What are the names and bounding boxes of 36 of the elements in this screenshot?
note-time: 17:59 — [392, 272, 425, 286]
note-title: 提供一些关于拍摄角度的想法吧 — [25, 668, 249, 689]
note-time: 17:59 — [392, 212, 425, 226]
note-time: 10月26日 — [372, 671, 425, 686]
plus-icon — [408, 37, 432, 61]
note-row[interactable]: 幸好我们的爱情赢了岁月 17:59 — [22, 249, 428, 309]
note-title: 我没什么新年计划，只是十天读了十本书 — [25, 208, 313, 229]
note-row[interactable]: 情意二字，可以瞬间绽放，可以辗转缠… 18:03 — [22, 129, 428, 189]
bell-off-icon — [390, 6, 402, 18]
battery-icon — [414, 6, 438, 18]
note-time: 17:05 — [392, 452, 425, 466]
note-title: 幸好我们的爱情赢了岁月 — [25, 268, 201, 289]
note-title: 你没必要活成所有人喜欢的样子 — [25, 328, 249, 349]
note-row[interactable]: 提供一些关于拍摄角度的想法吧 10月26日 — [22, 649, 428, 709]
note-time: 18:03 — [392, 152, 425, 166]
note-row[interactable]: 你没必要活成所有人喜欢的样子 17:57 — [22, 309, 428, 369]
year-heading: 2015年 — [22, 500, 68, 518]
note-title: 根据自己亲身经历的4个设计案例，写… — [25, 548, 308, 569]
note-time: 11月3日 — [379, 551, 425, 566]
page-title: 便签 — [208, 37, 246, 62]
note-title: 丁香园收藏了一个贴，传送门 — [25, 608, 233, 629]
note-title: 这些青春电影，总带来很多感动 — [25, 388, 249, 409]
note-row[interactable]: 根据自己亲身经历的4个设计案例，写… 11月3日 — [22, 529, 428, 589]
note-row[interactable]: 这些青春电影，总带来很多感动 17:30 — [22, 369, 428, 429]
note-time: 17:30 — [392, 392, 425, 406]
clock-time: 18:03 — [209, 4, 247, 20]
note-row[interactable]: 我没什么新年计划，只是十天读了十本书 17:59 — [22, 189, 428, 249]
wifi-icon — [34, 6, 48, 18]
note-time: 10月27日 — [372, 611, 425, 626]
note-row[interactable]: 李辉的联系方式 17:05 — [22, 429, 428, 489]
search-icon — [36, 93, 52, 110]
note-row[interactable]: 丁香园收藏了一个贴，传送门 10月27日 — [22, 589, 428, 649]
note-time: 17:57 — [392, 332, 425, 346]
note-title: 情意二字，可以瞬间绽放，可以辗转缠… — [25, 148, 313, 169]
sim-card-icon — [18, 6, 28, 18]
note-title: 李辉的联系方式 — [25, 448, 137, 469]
---
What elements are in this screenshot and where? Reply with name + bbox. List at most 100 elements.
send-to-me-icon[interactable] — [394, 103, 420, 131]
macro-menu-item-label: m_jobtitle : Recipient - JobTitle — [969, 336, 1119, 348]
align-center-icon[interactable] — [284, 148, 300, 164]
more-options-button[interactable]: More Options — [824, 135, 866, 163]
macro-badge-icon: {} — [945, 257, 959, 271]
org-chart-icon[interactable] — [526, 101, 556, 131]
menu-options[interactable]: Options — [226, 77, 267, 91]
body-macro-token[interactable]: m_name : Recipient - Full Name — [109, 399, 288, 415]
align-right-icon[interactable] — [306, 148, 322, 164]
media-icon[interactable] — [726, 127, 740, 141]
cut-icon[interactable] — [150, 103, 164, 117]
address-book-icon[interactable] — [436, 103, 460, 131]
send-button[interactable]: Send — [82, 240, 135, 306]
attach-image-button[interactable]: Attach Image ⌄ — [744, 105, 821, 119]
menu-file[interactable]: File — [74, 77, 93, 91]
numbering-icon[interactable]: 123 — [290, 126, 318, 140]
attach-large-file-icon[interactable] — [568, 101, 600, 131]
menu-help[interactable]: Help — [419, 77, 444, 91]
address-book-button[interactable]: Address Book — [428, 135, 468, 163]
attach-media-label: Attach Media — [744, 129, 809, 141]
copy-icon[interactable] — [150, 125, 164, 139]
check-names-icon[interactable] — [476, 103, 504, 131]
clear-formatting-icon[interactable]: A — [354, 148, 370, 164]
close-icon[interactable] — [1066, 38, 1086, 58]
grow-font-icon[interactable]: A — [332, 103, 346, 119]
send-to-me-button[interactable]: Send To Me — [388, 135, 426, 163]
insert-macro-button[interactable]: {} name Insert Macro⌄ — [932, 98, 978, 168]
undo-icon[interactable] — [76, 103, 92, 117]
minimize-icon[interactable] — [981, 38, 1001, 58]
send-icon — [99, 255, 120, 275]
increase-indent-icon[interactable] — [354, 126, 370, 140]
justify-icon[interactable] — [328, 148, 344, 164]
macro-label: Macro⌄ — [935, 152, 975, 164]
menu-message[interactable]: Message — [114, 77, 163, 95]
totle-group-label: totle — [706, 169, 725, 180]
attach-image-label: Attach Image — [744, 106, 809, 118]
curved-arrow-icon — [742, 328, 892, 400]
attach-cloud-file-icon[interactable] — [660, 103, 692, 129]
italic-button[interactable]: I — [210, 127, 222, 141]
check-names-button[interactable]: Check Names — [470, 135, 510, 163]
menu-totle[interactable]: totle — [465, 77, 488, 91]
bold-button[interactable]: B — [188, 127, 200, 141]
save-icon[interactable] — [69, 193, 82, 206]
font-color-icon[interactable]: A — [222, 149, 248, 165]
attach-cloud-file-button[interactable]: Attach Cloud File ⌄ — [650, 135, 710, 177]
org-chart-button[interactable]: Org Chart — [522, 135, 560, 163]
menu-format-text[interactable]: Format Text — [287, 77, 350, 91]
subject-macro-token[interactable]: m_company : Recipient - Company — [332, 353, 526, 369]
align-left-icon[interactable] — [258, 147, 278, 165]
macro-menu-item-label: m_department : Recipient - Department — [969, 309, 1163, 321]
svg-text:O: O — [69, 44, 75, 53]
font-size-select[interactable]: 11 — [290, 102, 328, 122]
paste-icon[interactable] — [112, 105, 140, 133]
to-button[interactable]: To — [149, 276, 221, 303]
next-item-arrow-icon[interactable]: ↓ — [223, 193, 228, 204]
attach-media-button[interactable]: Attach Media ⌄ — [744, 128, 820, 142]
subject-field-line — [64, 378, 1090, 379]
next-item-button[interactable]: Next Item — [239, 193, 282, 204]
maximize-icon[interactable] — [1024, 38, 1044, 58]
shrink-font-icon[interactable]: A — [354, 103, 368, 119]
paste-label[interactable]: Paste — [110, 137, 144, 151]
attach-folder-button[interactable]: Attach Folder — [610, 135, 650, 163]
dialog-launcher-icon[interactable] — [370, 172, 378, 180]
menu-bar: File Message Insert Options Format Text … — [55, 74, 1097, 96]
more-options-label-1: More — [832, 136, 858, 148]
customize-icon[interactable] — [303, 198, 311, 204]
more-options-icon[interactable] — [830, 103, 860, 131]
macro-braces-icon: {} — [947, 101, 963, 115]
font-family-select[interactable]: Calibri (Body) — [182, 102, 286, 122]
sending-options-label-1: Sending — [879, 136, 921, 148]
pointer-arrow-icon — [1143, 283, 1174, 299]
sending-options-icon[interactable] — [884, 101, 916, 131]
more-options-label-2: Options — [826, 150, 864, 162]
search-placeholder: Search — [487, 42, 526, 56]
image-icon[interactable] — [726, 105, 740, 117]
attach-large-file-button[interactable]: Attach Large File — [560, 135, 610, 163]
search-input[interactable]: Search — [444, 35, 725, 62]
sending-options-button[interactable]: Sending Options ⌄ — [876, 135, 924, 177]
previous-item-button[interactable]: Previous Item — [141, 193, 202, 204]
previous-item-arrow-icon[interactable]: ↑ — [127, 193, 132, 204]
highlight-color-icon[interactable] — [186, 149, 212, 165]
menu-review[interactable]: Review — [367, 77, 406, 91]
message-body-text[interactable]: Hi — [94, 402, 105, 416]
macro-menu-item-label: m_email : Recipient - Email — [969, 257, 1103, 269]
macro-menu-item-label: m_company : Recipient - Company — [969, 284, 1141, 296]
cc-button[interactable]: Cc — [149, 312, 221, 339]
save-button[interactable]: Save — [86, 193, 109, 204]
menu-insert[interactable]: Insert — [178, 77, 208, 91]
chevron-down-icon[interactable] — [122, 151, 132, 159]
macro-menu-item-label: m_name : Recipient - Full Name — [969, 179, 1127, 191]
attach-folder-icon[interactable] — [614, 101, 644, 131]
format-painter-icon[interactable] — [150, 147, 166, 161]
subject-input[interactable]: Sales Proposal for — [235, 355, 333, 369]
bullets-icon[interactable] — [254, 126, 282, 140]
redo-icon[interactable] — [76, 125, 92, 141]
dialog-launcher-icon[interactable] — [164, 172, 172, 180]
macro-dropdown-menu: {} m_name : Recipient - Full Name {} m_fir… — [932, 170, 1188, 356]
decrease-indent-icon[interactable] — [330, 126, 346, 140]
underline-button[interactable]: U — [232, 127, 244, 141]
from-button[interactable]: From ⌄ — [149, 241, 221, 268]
---
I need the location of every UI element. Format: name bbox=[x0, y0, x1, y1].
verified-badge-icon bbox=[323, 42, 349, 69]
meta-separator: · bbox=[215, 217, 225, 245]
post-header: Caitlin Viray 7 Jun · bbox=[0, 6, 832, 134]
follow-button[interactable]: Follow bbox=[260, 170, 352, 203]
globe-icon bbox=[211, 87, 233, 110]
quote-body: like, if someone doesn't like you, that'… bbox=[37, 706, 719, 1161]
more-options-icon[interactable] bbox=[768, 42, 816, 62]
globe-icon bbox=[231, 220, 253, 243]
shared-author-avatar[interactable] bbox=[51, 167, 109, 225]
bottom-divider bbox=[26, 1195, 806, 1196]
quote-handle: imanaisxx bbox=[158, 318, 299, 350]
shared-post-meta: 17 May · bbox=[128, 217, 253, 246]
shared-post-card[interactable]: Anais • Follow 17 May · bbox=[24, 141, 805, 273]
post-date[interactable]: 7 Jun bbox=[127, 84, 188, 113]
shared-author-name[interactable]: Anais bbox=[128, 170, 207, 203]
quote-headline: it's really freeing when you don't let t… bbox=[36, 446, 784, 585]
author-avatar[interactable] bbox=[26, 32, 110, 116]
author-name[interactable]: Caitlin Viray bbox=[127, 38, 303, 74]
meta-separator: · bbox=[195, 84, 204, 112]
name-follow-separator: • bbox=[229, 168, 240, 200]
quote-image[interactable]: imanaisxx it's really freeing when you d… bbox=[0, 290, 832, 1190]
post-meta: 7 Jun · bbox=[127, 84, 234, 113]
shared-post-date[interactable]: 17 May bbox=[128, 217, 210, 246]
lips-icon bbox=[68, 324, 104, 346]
---
Exercise objective:
In the items above, replace "note-time" with "note-timestamp" from the line with "What are the" up to and including the line with "note-row[interactable]: 幸好我们的爱情赢了岁月 17:59". Give back only those lines, with everything else left unchanged.

Exercise solution:
What are the names and bounding boxes of 36 of the elements in this screenshot?
note-timestamp: 17:59 — [392, 272, 425, 286]
note-title: 提供一些关于拍摄角度的想法吧 — [25, 668, 249, 689]
note-timestamp: 17:59 — [392, 212, 425, 226]
note-timestamp: 10月26日 — [372, 671, 425, 686]
plus-icon — [408, 37, 432, 61]
note-row[interactable]: 幸好我们的爱情赢了岁月 17:59 — [22, 249, 428, 309]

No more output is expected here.